**Entries provided**:
.....
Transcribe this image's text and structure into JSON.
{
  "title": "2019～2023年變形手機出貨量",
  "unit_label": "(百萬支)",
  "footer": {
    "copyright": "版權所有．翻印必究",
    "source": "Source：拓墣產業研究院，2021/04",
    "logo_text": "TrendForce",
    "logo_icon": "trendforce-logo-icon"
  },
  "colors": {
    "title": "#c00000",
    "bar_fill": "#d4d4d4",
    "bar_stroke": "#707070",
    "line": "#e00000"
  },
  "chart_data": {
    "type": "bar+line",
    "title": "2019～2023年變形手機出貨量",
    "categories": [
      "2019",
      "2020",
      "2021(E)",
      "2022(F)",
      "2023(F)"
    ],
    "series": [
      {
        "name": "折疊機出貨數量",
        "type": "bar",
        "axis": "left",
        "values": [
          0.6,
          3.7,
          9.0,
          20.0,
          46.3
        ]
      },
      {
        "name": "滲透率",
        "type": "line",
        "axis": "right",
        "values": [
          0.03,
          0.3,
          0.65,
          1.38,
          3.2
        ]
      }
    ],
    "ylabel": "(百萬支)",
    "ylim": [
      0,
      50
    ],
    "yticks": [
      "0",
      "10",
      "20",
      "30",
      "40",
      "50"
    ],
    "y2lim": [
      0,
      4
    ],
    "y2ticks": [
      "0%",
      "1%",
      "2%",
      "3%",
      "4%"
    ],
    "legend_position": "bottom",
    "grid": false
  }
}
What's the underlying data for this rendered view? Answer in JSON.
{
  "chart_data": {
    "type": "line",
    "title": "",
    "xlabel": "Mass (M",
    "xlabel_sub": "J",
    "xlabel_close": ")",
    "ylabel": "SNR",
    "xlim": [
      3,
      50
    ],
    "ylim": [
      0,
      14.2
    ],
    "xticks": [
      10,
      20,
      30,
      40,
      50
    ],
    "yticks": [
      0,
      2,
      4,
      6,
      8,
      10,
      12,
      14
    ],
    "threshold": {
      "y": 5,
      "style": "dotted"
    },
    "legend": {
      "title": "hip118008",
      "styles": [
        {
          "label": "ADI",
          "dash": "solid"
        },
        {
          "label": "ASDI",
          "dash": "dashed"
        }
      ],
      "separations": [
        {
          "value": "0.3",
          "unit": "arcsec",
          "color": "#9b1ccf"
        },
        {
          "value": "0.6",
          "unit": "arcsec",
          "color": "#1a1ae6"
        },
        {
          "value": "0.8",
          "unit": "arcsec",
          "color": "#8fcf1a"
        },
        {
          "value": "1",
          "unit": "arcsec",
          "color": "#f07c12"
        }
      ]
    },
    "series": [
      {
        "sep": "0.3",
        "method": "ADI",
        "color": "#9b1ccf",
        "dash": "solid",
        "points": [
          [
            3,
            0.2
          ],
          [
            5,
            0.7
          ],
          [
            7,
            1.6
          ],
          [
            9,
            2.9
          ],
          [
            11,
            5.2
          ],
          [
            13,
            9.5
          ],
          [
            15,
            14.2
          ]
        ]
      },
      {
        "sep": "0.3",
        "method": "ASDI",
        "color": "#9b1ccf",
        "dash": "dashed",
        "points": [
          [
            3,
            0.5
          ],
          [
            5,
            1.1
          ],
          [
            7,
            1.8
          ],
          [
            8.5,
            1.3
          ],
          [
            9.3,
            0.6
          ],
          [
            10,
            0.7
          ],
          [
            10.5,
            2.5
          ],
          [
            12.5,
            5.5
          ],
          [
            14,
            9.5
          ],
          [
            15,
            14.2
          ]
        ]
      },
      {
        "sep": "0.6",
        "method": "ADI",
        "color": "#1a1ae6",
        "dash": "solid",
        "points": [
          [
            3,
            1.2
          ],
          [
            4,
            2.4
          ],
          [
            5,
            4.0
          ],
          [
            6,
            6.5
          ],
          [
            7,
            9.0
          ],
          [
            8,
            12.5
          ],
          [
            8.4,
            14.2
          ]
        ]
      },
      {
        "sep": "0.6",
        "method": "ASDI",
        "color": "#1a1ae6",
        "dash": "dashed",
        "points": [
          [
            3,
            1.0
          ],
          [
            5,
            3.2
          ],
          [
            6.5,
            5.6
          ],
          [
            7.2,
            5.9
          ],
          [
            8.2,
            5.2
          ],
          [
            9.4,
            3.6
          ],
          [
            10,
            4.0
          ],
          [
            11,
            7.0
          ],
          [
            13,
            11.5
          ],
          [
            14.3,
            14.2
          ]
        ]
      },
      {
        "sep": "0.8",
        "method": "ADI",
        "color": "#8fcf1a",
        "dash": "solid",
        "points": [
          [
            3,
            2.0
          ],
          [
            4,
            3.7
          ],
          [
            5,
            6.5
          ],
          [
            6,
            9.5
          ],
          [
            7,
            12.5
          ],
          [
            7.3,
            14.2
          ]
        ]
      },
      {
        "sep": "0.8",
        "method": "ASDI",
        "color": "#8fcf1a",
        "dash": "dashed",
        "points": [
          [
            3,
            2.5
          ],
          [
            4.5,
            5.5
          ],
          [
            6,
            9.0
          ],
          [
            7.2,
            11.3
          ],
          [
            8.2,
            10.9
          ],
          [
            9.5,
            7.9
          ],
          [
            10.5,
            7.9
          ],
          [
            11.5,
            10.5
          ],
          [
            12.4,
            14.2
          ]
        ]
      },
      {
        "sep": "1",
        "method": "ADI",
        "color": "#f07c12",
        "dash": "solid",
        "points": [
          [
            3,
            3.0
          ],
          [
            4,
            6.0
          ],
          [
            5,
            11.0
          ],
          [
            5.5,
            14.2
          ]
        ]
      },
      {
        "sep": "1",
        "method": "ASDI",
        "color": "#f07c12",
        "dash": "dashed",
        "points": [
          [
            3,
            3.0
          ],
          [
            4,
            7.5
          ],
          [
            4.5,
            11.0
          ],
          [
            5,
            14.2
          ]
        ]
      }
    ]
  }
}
.....
**Stated task**: Pick out every line with the string "JSON" and copy it.

**Output of the task**:
Transcribe this image's text and structure into JSON.
What's the underlying data for this rendered view? Answer in JSON.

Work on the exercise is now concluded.